▶ INPUT RECORDS:
---
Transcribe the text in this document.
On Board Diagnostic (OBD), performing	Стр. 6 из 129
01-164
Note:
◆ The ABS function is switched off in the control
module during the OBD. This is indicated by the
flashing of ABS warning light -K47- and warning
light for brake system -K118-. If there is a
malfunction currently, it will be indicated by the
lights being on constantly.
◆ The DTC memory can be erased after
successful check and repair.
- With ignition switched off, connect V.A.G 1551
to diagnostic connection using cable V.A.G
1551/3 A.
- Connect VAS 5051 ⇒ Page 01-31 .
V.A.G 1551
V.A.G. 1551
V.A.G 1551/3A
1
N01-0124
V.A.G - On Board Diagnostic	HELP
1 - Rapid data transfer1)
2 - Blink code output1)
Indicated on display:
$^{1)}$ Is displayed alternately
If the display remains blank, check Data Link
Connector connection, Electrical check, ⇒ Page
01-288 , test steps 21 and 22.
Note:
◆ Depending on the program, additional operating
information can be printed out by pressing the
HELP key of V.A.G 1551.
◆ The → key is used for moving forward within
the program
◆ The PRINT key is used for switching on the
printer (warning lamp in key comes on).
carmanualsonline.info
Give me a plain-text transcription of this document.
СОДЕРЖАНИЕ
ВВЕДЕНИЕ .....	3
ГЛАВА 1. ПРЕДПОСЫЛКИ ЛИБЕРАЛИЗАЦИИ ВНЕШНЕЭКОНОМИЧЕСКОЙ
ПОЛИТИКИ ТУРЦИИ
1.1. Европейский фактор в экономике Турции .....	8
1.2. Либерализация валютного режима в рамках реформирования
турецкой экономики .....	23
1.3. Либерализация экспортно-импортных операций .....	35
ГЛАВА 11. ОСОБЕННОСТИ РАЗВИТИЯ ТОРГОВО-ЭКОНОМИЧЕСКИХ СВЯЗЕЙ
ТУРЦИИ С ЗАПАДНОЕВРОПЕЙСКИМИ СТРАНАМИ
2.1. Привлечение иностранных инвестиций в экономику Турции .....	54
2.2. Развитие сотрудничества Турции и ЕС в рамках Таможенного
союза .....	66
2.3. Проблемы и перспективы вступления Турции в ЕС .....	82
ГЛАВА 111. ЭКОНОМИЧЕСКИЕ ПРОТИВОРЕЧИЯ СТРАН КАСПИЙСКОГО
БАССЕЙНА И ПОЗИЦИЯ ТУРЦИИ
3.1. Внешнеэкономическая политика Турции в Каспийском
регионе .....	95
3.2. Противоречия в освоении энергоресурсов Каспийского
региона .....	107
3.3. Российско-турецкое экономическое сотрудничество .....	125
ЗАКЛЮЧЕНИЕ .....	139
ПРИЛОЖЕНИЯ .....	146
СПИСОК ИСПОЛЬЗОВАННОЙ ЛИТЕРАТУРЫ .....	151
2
---
▶ OBJECTIVE: Look through the data above. Find each line with the string "Page" and copy it.

▶ TASK RESULT:
- Connect VAS 5051 ⇒ Page 01-31 .
Connector connection, Electrical check, ⇒ Page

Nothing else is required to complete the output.